DATASET ENTRIES —

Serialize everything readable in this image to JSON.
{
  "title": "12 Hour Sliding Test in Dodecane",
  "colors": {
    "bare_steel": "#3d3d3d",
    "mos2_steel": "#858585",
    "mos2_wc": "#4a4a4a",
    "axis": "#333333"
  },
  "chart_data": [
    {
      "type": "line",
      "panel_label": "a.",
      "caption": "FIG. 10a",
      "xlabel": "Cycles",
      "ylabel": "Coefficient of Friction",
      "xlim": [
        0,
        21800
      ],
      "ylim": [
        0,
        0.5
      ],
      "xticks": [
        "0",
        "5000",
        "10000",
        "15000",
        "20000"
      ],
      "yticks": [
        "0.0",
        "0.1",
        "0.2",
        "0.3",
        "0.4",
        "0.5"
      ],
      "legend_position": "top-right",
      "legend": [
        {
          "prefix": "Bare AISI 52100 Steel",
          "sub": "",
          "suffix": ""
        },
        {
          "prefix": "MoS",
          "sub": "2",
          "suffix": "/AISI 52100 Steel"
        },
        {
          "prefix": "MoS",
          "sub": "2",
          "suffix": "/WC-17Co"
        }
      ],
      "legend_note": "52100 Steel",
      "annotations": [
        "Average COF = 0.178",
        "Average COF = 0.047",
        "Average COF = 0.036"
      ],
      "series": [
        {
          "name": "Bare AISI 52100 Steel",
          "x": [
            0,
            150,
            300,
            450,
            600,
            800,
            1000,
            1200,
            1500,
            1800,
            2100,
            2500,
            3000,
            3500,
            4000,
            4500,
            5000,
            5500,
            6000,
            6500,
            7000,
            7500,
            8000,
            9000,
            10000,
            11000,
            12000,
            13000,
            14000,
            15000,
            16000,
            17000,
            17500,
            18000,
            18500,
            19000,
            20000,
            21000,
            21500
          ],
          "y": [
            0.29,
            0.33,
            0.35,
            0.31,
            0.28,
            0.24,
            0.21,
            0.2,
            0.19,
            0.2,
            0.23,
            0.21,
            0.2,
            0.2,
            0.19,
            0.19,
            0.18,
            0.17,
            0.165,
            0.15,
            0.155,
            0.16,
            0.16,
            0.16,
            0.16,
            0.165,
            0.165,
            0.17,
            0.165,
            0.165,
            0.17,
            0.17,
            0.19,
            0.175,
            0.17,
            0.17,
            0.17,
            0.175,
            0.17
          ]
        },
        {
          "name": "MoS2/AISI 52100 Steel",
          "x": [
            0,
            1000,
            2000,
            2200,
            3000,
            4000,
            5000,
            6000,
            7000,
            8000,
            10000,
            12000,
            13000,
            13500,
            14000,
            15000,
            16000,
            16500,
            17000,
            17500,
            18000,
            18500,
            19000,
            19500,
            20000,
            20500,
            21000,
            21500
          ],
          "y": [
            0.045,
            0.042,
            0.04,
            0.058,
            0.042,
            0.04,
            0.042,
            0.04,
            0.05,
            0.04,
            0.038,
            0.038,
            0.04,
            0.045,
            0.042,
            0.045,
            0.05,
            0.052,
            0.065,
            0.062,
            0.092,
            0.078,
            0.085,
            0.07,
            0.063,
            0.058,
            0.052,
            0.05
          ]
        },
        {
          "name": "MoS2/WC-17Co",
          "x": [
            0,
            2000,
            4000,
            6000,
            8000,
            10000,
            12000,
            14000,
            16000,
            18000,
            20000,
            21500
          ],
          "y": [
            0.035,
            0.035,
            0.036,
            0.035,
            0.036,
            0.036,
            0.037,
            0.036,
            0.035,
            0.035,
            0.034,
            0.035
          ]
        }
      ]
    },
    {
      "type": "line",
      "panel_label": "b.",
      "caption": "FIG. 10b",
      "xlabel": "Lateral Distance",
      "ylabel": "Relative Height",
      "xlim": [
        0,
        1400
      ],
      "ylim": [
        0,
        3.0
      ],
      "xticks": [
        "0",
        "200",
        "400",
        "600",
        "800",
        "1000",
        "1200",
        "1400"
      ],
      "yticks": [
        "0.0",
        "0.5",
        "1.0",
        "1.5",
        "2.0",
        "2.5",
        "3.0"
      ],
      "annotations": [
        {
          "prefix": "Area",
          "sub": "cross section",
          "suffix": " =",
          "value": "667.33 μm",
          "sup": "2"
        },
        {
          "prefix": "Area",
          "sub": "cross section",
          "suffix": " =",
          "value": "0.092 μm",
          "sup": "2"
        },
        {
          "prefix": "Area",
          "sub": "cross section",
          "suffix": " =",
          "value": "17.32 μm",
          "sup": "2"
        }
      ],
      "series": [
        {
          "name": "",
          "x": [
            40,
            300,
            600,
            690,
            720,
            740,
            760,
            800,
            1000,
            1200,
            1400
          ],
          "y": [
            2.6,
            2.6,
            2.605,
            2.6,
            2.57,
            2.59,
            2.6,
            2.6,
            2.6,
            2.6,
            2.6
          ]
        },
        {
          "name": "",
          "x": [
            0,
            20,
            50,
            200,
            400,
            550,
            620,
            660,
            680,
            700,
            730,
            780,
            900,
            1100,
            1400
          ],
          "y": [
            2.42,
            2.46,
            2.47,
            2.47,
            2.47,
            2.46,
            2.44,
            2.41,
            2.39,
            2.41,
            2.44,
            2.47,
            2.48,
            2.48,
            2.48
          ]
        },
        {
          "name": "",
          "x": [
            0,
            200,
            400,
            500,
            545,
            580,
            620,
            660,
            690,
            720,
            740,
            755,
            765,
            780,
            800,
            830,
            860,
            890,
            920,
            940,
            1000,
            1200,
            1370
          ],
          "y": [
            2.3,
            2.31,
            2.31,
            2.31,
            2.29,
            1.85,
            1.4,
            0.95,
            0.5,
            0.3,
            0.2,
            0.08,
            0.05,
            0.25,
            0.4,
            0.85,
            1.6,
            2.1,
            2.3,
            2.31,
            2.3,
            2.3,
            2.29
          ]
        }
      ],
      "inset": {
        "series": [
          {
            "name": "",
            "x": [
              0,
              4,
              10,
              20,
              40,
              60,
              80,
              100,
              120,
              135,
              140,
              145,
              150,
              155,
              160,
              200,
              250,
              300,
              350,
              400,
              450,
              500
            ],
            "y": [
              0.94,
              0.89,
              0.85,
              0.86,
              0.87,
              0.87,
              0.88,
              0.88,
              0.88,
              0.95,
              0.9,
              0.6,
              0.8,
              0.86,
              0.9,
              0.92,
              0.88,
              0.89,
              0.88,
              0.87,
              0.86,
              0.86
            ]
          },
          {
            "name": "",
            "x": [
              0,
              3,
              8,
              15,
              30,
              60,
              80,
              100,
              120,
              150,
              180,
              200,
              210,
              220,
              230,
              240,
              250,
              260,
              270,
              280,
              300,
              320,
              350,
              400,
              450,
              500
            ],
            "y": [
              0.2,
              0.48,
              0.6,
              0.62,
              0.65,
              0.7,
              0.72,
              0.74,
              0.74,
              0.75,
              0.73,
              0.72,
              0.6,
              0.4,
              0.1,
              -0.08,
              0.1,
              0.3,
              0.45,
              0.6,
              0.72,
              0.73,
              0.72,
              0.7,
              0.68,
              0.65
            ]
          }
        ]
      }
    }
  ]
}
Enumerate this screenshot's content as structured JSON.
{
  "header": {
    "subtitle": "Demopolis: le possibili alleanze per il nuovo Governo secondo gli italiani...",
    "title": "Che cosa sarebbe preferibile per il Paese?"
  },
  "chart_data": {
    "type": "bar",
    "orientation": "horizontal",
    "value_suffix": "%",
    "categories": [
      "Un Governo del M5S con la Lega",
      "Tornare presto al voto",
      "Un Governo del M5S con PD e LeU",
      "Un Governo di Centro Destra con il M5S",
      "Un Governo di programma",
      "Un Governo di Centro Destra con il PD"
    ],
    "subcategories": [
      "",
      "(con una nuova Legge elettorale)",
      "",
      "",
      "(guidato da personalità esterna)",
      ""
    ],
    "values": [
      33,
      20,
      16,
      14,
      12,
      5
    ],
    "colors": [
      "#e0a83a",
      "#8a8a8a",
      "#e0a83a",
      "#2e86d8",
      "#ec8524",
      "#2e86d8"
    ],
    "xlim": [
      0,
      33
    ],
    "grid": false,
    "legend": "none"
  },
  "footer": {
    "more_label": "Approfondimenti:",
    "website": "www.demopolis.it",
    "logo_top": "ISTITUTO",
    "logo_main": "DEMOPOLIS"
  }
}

YOUR INSTRUCTIONS — Write out each line of the data that holds the string "this".

EXPECTED ANSWER —
Serialize everything readable in this image to JSON.
Enumerate this screenshot's content as structured JSON.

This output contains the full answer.